◆ 記事 ◆
************

1. アプリに画像やフォントなどのリソースを入れよう

 画像ファイルやフォントファイルなどの扱いは、Webページと同じである(ただし、必ず相対パス指定を使わなければならない)。また、画面遷移もWebページと同様だ。

 新しくプロジェクトを作って、画像とフォントを使ってみよう。作るアプリは、前回と同様のデジタル時計である。今回は、画像とフォントを変えてみようというわけだ。また、簡単な画面遷移も試してみよう。

 本稿では、無償のVisual Studio Community 2015とVS Tools for Cordova Update 7を使っている。違う環境では記事と細部が異なる可能性がある。

プロジェクトを作ってリソースを追加する

 Visual Studio 2015を立ち上げ、前回と同様にApache Cordovaの[空のアプリ]プロジェクトを作る。

 次に、ソリューションエクスプローラーでwwwフォルダの直下に新しくフォルダを追加し、「fonts」と名前を付けておく。fontsフォルダには適当なフォントファイルを1個、既存のimagesフォルダには横140ピクセル/縦240ピクセルの適当な画像を2個、それぞれ追加してほしい(次の画像)。それには、目的のファイルをエクスプローラーからソリューションエクスプローラーのフォルダにドラッグ&ドロップすると簡単だ。

プロジェクトに画像とフォントを追加した(ソリューションエクスプローラー) プロジェクトに画像とフォントを追加した(ソリューションエクスプローラー)
wwwフォルダの下にfontsフォルダを追加し(赤丸)、そこにフォントファイルを追加した(赤枠)。また、imagesフォルダに画像ファイルを2つ追加した(赤枠)。
このフォントファイル「DSEG7Modern-Bold.woff」は、Keshikan氏の「7セグ・14セグフォント 『DSEG』」を利用した。
フォントファイルのフォーマットは、拡張子が.ttfか.woffのものを使う。ただし、.ttfにはWindowsでは表示できないものもあるので注意してほしい(MSDN「@font-face rule」のRemarksを参照)。
2つの画像ファイル「clock01.png」「clock02.png」は適当なものを用意してもらいたい。サイズは、できれば横140ピクセル/縦240ピクセルにしておいてほしい(違っていてもこのサイズで表示する)。

************

◆ 問題文 ◆
Cordovaアプリに画像やフォントを追加する記事を、最後の文の後から書き継ぐこと。

◆ 生データ ◆
************

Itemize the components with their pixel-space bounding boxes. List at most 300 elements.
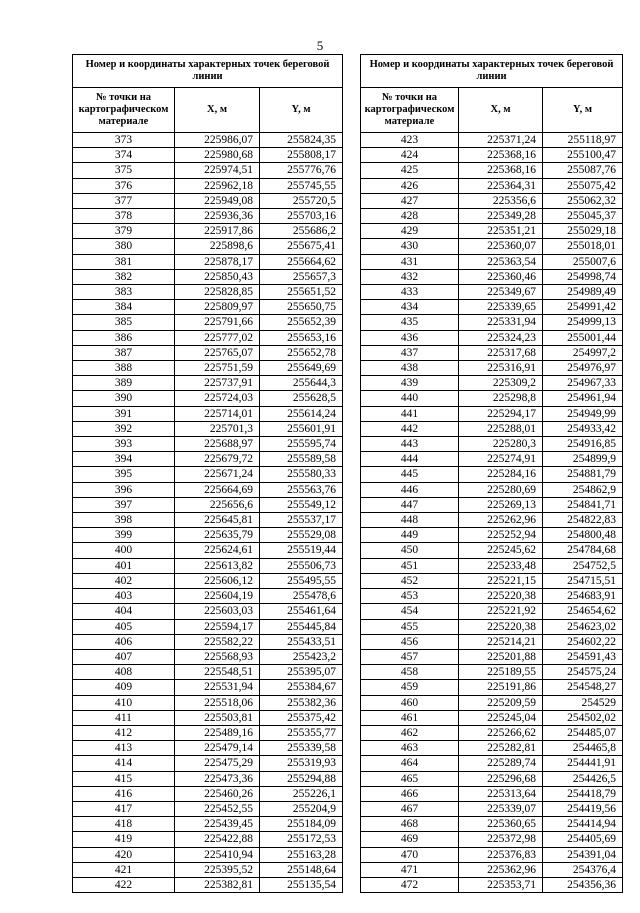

************

◆ 解答 ◆
画像とフォントを使う

 上で追加した画像とフォントをアプリで使おう。.css/.html/.jsファイルを順に修正していく。

 まず、index.cssファイルからだ(ソリューションエクスプローラーのwww\cssフォルダにある)。フォントファイルを使うには、CSSで次のコードのように@font-face規則を定義しておく。フォントファイルのパスは相対指定でなければならない(ここでは「../」で始まっている)。

@font-face {
  font-family: 'DSEG7';
  src: url(../fontsDSEG7Modern-Bold.woff);
}

@font-face規則を定義する(CSS)
index.cssファイルの先頭にこのコードを挿入する。

 続いて、index.cssファイルの.appセクションの中身を次のコードのように書き換える。この部分は、表示するコンテンツ全体を画面中央に配置する指定だ。なお、デバッグのテクニックとして、周囲に細い境界線を付けている。こうするとCSSの書き間違いが分かりやすいのだ(最終的に境界線は消すのだが、そのときに境界線の太さの分だけレイアウトがずれることには注意が必要)。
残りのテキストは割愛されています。